* **Data entries**

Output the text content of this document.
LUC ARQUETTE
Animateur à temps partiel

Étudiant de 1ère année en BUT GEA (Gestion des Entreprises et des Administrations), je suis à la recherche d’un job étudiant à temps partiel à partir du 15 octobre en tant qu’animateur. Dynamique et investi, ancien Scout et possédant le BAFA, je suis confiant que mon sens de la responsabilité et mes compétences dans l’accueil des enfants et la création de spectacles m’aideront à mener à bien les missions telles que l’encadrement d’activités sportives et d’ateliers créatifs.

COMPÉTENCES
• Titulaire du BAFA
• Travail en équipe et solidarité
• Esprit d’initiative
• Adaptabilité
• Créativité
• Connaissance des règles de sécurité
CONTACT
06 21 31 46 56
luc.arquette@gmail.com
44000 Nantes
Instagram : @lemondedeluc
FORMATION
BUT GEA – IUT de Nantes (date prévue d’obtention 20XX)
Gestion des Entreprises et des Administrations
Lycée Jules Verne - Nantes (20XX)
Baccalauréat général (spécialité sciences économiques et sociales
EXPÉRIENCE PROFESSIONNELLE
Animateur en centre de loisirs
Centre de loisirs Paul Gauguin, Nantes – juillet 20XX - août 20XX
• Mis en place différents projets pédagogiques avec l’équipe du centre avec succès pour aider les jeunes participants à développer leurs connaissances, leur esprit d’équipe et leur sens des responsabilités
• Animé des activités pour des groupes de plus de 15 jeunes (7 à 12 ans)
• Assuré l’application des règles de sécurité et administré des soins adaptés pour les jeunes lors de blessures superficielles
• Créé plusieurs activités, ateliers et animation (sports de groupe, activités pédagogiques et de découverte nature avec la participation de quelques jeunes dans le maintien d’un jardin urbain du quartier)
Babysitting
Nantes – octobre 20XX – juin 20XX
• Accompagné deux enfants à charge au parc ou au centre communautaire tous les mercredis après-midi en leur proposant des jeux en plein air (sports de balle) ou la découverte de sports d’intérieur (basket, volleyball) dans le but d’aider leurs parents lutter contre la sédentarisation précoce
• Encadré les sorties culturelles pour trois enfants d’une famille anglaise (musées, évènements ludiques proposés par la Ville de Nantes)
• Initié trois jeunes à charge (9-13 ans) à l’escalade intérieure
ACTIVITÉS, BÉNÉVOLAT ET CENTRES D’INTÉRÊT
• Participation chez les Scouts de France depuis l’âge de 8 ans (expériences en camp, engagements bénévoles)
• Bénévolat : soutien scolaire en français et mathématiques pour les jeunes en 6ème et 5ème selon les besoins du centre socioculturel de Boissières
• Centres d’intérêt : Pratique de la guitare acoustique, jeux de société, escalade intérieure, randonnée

* **Stated problem**
Each line of the listing should be echoed back exactly.

* **Full output**
Output the text content of this document.
LUC ARQUETTE
Animateur à temps partiel

Étudiant de 1ère année en BUT GEA (Gestion des Entreprises et des Administrations), je suis à la recherche d’un job étudiant à temps partiel à partir du 15 octobre en tant qu’animateur. Dynamique et investi, ancien Scout et possédant le BAFA, je suis confiant que mon sens de la responsabilité et mes compétences dans l’accueil des enfants et la création de spectacles m’aideront à mener à bien les missions telles que l’encadrement d’activités sportives et d’ateliers créatifs.

COMPÉTENCES
• Titulaire du BAFA
• Travail en équipe et solidarité
• Esprit d’initiative
• Adaptabilité
• Créativité
• Connaissance des règles de sécurité
CONTACT
06 21 31 46 56
luc.arquette@gmail.com
44000 Nantes
Instagram : @lemondedeluc
FORMATION
BUT GEA – IUT de Nantes (date prévue d’obtention 20XX)
Gestion des Entreprises et des Administrations
Lycée Jules Verne - Nantes (20XX)
Baccalauréat général (spécialité sciences économiques et sociales
EXPÉRIENCE PROFESSIONNELLE
Animateur en centre de loisirs
Centre de loisirs Paul Gauguin, Nantes – juillet 20XX - août 20XX
• Mis en place différents projets pédagogiques avec l’équipe du centre avec succès pour aider les jeunes participants à développer leurs connaissances, leur esprit d’équipe et leur sens des responsabilités
• Animé des activités pour des groupes de plus de 15 jeunes (7 à 12 ans)
• Assuré l’application des règles de sécurité et administré des soins adaptés pour les jeunes lors de blessures superficielles
• Créé plusieurs activités, ateliers et animation (sports de groupe, activités pédagogiques et de découverte nature avec la participation de quelques jeunes dans le maintien d’un jardin urbain du quartier)
Babysitting
Nantes – octobre 20XX – juin 20XX
• Accompagné deux enfants à charge au parc ou au centre communautaire tous les mercredis après-midi en leur proposant des jeux en plein air (sports de balle) ou la découverte de sports d’intérieur (basket, volleyball) dans le but d’aider leurs parents lutter contre la sédentarisation précoce
• Encadré les sorties culturelles pour trois enfants d’une famille anglaise (musées, évènements ludiques proposés par la Ville de Nantes)
• Initié trois jeunes à charge (9-13 ans) à l’escalade intérieure
ACTIVITÉS, BÉNÉVOLAT ET CENTRES D’INTÉRÊT
• Participation chez les Scouts de France depuis l’âge de 8 ans (expériences en camp, engagements bénévoles)
• Bénévolat : soutien scolaire en français et mathématiques pour les jeunes en 6ème et 5ème selon les besoins du centre socioculturel de Boissières
• Centres d’intérêt : Pratique de la guitare acoustique, jeux de société, escalade intérieure, randonnée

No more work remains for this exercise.